• **The exercise**
Restate the records in their entirety, word for word.

# # # # # # #

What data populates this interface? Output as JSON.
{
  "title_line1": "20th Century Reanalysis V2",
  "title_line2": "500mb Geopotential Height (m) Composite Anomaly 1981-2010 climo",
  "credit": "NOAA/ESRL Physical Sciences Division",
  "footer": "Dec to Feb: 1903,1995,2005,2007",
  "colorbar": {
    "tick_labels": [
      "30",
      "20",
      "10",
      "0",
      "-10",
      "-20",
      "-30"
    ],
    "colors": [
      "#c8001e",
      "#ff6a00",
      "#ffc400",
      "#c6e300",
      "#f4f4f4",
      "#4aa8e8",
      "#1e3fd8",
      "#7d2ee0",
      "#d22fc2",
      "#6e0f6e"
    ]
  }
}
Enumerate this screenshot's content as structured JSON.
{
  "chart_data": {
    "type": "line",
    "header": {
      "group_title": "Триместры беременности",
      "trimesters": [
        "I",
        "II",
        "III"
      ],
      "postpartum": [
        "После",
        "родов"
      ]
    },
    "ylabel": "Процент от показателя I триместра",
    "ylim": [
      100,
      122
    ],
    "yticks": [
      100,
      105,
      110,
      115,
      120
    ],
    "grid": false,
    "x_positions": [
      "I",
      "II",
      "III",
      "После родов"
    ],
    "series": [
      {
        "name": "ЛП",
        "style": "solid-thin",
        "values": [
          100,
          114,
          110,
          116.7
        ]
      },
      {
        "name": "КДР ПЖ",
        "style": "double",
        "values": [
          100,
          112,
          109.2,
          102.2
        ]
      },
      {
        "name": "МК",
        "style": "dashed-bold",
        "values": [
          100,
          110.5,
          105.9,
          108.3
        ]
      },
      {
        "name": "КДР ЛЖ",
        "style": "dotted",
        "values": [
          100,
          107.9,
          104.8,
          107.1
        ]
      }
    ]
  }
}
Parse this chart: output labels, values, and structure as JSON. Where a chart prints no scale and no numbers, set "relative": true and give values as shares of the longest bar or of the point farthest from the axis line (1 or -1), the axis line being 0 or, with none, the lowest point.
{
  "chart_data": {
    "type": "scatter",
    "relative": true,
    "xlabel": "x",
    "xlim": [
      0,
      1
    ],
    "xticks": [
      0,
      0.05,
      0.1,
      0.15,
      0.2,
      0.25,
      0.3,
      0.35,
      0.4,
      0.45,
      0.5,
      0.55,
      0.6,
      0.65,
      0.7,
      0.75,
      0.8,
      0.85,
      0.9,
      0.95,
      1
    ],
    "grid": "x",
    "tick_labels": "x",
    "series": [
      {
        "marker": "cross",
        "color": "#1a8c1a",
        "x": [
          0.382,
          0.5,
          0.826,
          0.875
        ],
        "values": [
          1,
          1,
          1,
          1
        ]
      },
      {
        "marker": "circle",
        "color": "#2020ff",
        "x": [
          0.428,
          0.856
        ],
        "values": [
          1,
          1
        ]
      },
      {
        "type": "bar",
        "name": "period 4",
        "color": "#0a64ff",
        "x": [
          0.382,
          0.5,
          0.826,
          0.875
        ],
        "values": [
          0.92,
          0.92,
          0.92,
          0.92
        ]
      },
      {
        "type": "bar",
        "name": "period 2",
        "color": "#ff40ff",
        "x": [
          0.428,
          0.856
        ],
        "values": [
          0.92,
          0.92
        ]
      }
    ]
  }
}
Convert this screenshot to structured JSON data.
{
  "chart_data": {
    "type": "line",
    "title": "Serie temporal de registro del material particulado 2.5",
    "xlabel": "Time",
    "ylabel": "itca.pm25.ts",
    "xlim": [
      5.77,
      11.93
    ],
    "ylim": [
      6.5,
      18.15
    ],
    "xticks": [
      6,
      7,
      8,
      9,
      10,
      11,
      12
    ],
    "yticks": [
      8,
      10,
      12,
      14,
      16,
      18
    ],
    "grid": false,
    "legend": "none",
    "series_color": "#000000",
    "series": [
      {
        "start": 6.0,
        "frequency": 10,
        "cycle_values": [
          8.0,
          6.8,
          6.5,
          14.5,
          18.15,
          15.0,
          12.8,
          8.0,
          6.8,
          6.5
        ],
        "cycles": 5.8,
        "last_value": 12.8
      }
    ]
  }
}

# # # # # # #

• **Answer to this task**
What data populates this interface? Output as JSON.
{
  "title_line1": "20th Century Reanalysis V2",
  "title_line2": "500mb Geopotential Height (m) Composite Anomaly 1981-2010 climo",
  "credit": "NOAA/ESRL Physical Sciences Division",
  "footer": "Dec to Feb: 1903,1995,2005,2007",
  "colorbar": {
    "tick_labels": [
      "30",
      "20",
      "10",
      "0",
      "-10",
      "-20",
      "-30"
    ],
    "colors": [
      "#c8001e",
      "#ff6a00",
      "#ffc400",
      "#c6e300",
      "#f4f4f4",
      "#4aa8e8",
      "#1e3fd8",
      "#7d2ee0",
      "#d22fc2",
      "#6e0f6e"
    ]
  }
}
Enumerate this screenshot's content as structured JSON.
{
  "chart_data": {
    "type": "line",
    "header": {
      "group_title": "Триместры беременности",
      "trimesters": [
        "I",
        "II",
        "III"
      ],
      "postpartum": [
        "После",
        "родов"
      ]
    },
    "ylabel": "Процент от показателя I триместра",
    "ylim": [
      100,
      122
    ],
    "yticks": [
      100,
      105,
      110,
      115,
      120
    ],
    "grid": false,
    "x_positions": [
      "I",
      "II",
      "III",
      "После родов"
    ],
    "series": [
      {
        "name": "ЛП",
        "style": "solid-thin",
        "values": [
          100,
          114,
          110,
          116.7
        ]
      },
      {
        "name": "КДР ПЖ",
        "style": "double",
        "values": [
          100,
          112,
          109.2,
          102.2
        ]
      },
      {
        "name": "МК",
        "style": "dashed-bold",
        "values": [
          100,
          110.5,
          105.9,
          108.3
        ]
      },
      {
        "name": "КДР ЛЖ",
        "style": "dotted",
        "values": [
          100,
          107.9,
          104.8,
          107.1
        ]
      }
    ]
  }
}
Parse this chart: output labels, values, and structure as JSON. Where a chart prints no scale and no numbers, set "relative": true and give values as shares of the longest bar or of the point farthest from the axis line (1 or -1), the axis line being 0 or, with none, the lowest point.
{
  "chart_data": {
    "type": "scatter",
    "relative": true,
    "xlabel": "x",
    "xlim": [
      0,
      1
    ],
    "xticks": [
      0,
      0.05,
      0.1,
      0.15,
      0.2,
      0.25,
      0.3,
      0.35,
      0.4,
      0.45,
      0.5,
      0.55,
      0.6,
      0.65,
      0.7,
      0.75,
      0.8,
      0.85,
      0.9,
      0.95,
      1
    ],
    "grid": "x",
    "tick_labels": "x",
    "series": [
      {
        "marker": "cross",
        "color": "#1a8c1a",
        "x": [
          0.382,
          0.5,
          0.826,
          0.875
        ],
        "values": [
          1,
          1,
          1,
          1
        ]
      },
      {
        "marker": "circle",
        "color": "#2020ff",
        "x": [
          0.428,
          0.856
        ],
        "values": [
          1,
          1
        ]
      },
      {
        "type": "bar",
        "name": "period 4",
        "color": "#0a64ff",
        "x": [
          0.382,
          0.5,
          0.826,
          0.875
        ],
        "values": [
          0.92,
          0.92,
          0.92,
          0.92
        ]
      },
      {
        "type": "bar",
        "name": "period 2",
        "color": "#ff40ff",
        "x": [
          0.428,
          0.856
        ],
        "values": [
          0.92,
          0.92
        ]
      }
    ]
  }
}
Convert this screenshot to structured JSON data.
{
  "chart_data": {
    "type": "line",
    "title": "Serie temporal de registro del material particulado 2.5",
    "xlabel": "Time",
    "ylabel": "itca.pm25.ts",
    "xlim": [
      5.77,
      11.93
    ],
    "ylim": [
      6.5,
      18.15
    ],
    "xticks": [
      6,
      7,
      8,
      9,
      10,
      11,
      12
    ],
    "yticks": [
      8,
      10,
      12,
      14,
      16,
      18
    ],
    "grid": false,
    "legend": "none",
    "series_color": "#000000",
    "series": [
      {
        "start": 6.0,
        "frequency": 10,
        "cycle_values": [
          8.0,
          6.8,
          6.5,
          14.5,
          18.15,
          15.0,
          12.8,
          8.0,
          6.8,
          6.5
        ],
        "cycles": 5.8,
        "last_value": 12.8
      }
    ]
  }
}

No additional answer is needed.